Find each line holding the word "Avoid" and give the number of such lines, nothing else.

>> Start

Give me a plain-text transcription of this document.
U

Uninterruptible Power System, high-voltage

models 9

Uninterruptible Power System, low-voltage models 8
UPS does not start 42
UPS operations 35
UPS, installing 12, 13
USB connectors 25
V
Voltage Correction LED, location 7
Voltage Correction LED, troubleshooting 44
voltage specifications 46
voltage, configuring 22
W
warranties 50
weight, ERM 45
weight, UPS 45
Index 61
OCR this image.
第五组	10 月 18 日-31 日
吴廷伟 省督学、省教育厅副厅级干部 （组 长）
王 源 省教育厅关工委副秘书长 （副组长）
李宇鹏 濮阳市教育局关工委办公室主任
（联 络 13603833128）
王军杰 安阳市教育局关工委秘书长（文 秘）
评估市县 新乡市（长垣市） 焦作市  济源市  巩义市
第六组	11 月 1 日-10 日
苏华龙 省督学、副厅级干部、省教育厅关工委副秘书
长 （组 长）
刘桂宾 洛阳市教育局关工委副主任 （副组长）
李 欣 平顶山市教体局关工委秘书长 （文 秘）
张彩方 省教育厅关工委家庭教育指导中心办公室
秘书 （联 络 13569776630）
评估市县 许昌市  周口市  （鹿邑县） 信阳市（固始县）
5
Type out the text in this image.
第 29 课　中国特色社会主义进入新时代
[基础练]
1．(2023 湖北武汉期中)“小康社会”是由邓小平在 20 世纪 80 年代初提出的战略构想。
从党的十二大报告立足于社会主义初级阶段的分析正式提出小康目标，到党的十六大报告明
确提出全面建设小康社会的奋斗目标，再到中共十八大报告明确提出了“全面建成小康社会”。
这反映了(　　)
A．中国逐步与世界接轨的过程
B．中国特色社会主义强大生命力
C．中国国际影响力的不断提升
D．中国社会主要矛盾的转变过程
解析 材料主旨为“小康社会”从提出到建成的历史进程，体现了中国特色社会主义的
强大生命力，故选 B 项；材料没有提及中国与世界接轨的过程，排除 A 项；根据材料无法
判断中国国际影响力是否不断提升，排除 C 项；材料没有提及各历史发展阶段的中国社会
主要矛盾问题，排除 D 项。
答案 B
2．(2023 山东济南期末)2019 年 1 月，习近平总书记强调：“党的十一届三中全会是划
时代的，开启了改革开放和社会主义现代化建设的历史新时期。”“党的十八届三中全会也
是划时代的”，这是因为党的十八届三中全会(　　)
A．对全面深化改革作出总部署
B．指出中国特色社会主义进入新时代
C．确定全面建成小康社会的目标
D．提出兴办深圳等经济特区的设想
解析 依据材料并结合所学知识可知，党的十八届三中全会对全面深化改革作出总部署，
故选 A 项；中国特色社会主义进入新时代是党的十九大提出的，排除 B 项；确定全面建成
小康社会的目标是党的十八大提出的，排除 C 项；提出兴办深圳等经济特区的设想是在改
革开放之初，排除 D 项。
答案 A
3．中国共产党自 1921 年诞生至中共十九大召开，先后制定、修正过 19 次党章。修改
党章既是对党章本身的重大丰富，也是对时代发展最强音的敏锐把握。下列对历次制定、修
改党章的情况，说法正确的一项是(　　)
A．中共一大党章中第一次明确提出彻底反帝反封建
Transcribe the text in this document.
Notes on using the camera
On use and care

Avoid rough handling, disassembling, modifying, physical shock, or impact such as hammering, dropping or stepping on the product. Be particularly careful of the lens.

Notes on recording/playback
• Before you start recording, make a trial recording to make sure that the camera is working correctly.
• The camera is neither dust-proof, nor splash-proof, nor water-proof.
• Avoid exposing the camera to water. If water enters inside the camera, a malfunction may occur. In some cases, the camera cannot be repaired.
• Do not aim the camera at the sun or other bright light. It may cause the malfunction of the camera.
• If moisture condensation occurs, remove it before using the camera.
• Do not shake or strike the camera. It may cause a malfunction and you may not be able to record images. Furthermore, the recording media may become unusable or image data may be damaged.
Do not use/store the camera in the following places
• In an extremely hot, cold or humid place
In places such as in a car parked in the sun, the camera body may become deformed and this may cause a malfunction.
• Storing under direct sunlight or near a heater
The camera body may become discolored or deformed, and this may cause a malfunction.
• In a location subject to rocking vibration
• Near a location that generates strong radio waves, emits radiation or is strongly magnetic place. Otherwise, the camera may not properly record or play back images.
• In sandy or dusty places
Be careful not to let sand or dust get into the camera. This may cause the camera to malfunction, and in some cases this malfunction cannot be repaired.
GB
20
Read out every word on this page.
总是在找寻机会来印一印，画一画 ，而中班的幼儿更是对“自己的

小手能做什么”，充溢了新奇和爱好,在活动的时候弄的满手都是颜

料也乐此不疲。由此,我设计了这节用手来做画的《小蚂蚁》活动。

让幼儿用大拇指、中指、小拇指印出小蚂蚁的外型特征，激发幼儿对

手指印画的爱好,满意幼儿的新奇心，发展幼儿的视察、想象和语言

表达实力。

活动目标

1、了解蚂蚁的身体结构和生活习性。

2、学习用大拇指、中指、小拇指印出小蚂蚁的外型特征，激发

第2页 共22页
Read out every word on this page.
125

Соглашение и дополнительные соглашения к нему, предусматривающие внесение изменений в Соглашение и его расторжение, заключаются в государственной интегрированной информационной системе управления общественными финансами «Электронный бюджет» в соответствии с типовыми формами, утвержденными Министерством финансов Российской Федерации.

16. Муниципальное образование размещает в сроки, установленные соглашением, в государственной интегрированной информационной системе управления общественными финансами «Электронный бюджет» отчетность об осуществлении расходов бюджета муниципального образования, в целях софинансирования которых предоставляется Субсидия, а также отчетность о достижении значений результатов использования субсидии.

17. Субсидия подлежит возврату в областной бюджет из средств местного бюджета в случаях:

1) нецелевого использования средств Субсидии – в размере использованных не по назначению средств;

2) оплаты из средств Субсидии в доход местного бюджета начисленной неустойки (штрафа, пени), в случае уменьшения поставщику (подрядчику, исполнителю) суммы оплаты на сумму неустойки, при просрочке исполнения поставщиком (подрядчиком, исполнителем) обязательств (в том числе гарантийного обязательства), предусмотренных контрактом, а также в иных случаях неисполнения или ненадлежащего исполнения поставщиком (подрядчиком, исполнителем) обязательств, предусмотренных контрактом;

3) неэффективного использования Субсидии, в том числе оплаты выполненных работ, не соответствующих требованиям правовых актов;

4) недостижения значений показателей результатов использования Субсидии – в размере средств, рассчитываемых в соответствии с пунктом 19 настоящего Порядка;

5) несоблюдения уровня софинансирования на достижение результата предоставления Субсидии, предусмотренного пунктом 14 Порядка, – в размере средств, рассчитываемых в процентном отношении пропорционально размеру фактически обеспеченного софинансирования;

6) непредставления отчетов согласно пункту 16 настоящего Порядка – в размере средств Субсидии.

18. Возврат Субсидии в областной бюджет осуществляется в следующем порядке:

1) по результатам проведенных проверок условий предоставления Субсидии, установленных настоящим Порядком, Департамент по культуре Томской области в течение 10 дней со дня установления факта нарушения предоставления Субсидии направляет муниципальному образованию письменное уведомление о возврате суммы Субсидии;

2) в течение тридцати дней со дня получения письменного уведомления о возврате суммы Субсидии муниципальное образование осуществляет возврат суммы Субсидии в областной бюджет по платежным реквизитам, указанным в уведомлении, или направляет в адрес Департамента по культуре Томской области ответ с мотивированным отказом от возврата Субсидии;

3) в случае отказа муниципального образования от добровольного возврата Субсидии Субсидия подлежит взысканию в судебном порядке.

>> End

--- OUTPUT FOR THIS TASK ---
2